- DIRECTIVE -
Copy all of the material exactly. Pictures are not to appear in the copy.

- DATA LINES -

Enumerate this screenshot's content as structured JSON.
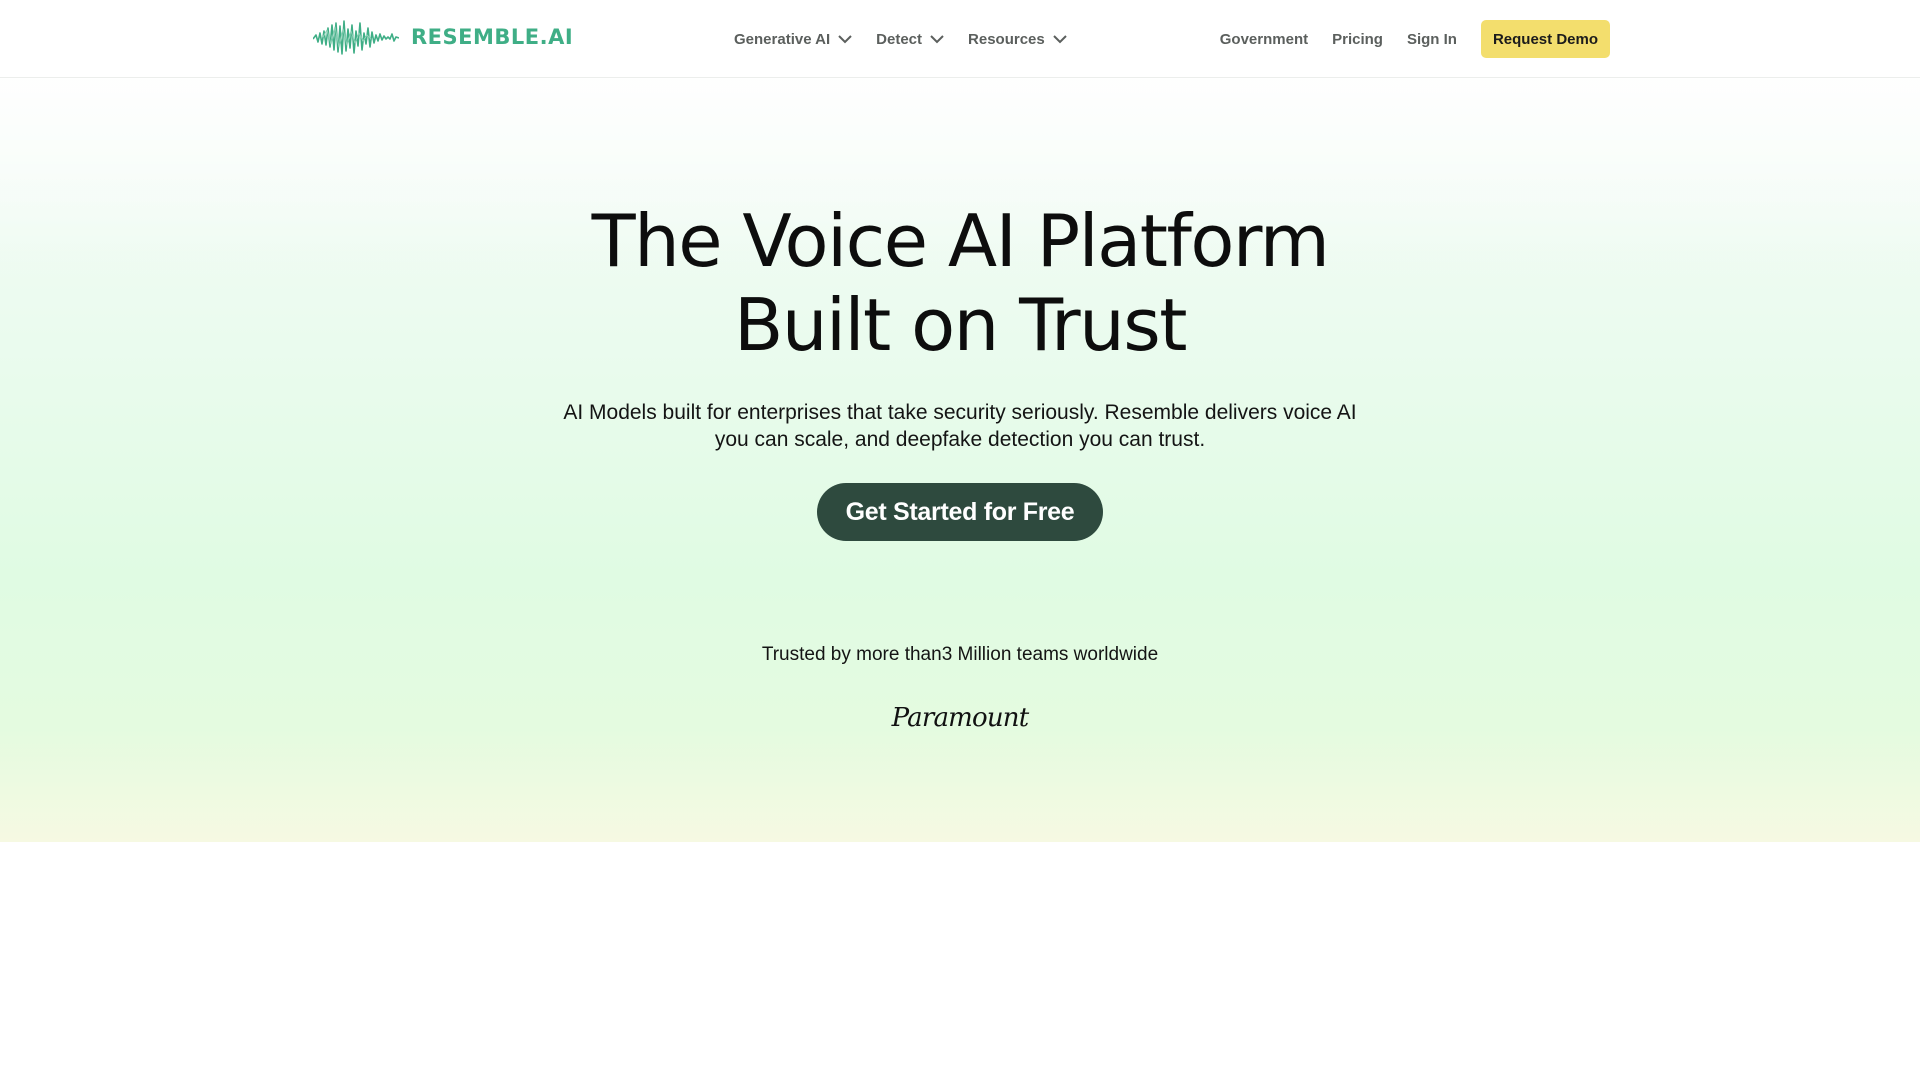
{
  "brand": {
    "name": "RESEMBLE.AI",
    "icon": "waveform-logo-icon",
    "color": "#3fae86"
  },
  "nav": {
    "menu": [
      {
        "label": "Generative AI",
        "icon": "chevron-down-icon"
      },
      {
        "label": "Detect",
        "icon": "chevron-down-icon"
      },
      {
        "label": "Resources",
        "icon": "chevron-down-icon"
      }
    ],
    "links": [
      "Government",
      "Pricing",
      "Sign In"
    ],
    "cta_label": "Request Demo",
    "cta_color": "#f3de6d"
  },
  "hero": {
    "title_line1": "The Voice AI Platform",
    "title_line2": "Built on Trust",
    "subtitle": "AI Models built for enterprises that take security seriously. Resemble delivers voice AI you can scale, and deepfake detection you can trust.",
    "cta_label": "Get Started for Free",
    "cta_color": "#2e4a3e",
    "trusted_text": "Trusted by more than3 Million teams worldwide",
    "partner_logo": "Paramount"
  }
}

- RESPONSE TO THE TASK -
Enumerate this screenshot's content as structured JSON.
{
  "brand": {
    "name": "RESEMBLE.AI",
    "icon": "waveform-logo-icon",
    "color": "#3fae86"
  },
  "nav": {
    "menu": [
      {
        "label": "Generative AI",
        "icon": "chevron-down-icon"
      },
      {
        "label": "Detect",
        "icon": "chevron-down-icon"
      },
      {
        "label": "Resources",
        "icon": "chevron-down-icon"
      }
    ],
    "links": [
      "Government",
      "Pricing",
      "Sign In"
    ],
    "cta_label": "Request Demo",
    "cta_color": "#f3de6d"
  },
  "hero": {
    "title_line1": "The Voice AI Platform",
    "title_line2": "Built on Trust",
    "subtitle": "AI Models built for enterprises that take security seriously. Resemble delivers voice AI you can scale, and deepfake detection you can trust.",
    "cta_label": "Get Started for Free",
    "cta_color": "#2e4a3e",
    "trusted_text": "Trusted by more than3 Million teams worldwide",
    "partner_logo": "Paramount"
  }
}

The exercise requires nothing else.